- RECORDS FOR THIS TASK

────────

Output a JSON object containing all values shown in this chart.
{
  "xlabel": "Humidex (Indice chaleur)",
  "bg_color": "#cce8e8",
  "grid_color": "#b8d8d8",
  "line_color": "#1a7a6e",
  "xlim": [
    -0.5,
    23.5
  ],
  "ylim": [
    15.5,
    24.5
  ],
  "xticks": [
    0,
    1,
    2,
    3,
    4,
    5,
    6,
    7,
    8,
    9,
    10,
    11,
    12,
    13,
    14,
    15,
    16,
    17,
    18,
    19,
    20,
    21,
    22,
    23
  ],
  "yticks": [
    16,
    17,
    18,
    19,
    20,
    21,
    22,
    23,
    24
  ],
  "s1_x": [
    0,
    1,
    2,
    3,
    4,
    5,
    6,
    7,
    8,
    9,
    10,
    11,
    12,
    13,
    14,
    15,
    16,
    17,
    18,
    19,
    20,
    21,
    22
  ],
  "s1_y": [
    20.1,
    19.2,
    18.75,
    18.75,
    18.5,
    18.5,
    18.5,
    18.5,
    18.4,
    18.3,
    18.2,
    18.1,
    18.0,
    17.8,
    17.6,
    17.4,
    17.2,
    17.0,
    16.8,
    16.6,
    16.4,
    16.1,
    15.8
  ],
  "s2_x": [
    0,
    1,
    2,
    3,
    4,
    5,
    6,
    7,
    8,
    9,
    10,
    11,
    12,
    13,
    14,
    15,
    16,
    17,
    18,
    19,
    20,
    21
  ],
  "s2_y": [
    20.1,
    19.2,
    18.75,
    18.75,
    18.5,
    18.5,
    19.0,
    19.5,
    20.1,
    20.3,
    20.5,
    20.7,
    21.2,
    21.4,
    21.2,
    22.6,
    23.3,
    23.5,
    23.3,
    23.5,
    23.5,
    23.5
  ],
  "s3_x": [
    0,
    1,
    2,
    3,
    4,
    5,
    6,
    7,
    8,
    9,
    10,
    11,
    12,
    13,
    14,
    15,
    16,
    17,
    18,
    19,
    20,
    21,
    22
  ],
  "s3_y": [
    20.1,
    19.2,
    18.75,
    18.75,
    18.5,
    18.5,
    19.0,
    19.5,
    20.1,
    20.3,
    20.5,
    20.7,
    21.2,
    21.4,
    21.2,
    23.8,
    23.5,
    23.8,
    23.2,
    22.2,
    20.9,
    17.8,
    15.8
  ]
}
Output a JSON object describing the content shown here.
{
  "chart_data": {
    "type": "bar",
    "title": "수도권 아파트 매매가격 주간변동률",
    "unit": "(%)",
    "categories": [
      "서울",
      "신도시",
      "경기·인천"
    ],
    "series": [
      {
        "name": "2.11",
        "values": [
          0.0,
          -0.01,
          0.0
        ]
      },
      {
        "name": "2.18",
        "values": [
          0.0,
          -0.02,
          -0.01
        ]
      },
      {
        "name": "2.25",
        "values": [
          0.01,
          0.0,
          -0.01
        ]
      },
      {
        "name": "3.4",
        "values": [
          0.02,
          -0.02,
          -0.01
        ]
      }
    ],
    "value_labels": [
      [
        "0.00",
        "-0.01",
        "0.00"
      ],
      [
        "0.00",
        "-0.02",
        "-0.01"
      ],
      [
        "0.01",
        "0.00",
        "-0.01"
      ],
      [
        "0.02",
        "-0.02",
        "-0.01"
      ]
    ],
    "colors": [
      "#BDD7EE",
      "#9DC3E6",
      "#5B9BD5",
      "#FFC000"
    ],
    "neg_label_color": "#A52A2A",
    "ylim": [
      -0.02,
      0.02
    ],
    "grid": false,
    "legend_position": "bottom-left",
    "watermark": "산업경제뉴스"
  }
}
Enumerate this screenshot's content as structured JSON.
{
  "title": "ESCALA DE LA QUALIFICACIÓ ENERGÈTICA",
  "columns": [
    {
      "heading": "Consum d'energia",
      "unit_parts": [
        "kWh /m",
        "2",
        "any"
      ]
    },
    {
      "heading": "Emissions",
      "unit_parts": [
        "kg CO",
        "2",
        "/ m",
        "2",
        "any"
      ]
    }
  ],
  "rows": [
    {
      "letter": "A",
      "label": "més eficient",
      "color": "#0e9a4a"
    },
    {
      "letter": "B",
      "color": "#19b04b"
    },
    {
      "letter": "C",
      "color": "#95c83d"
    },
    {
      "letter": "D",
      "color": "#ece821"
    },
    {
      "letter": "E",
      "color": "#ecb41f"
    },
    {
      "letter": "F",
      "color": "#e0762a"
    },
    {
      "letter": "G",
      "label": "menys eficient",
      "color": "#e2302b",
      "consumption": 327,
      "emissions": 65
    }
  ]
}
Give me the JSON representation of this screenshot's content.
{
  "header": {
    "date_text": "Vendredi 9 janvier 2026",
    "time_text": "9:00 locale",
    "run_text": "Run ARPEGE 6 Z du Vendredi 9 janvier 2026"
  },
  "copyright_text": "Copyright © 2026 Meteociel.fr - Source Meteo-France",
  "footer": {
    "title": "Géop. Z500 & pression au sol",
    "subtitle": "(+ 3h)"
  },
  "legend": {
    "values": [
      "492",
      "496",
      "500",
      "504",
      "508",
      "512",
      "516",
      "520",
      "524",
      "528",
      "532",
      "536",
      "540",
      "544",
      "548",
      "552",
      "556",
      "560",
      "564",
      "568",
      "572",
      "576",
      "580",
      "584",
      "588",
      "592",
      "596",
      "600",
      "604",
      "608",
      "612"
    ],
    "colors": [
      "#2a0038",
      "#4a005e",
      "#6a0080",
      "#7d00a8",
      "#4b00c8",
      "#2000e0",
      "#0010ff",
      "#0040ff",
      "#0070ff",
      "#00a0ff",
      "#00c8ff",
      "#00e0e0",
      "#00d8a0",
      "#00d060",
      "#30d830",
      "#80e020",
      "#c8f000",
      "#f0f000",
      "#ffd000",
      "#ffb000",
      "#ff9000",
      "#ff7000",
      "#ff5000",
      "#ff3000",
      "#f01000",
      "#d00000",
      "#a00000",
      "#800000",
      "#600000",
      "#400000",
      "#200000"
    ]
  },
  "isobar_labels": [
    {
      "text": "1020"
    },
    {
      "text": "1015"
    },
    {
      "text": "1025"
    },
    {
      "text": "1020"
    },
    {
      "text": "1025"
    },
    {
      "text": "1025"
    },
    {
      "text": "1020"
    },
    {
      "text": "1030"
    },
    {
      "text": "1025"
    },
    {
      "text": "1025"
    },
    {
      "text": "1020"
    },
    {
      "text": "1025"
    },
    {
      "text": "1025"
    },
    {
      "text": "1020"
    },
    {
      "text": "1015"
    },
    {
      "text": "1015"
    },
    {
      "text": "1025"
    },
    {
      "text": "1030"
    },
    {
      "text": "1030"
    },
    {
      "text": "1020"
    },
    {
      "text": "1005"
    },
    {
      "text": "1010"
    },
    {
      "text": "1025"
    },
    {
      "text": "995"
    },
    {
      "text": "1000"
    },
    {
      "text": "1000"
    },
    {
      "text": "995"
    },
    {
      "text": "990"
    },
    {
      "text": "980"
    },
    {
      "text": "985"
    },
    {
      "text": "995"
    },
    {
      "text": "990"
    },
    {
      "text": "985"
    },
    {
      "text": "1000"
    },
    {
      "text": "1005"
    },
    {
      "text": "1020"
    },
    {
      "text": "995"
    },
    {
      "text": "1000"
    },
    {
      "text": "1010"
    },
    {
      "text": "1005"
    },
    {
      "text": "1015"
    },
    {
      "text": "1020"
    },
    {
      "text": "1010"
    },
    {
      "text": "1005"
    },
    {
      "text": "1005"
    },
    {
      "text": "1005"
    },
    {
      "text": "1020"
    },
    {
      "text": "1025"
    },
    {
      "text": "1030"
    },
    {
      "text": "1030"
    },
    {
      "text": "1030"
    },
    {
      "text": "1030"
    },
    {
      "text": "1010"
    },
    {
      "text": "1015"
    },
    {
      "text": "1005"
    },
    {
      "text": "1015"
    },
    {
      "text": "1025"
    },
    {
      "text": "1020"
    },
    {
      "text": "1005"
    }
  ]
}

────────

- TO DO
Identify every line where the string "janvier" appears.

- TASK SOLUTION
    "date_text": "Vendredi 9 janvier 2026",
    "run_text": "Run ARPEGE 6 Z du Vendredi 9 janvier 2026"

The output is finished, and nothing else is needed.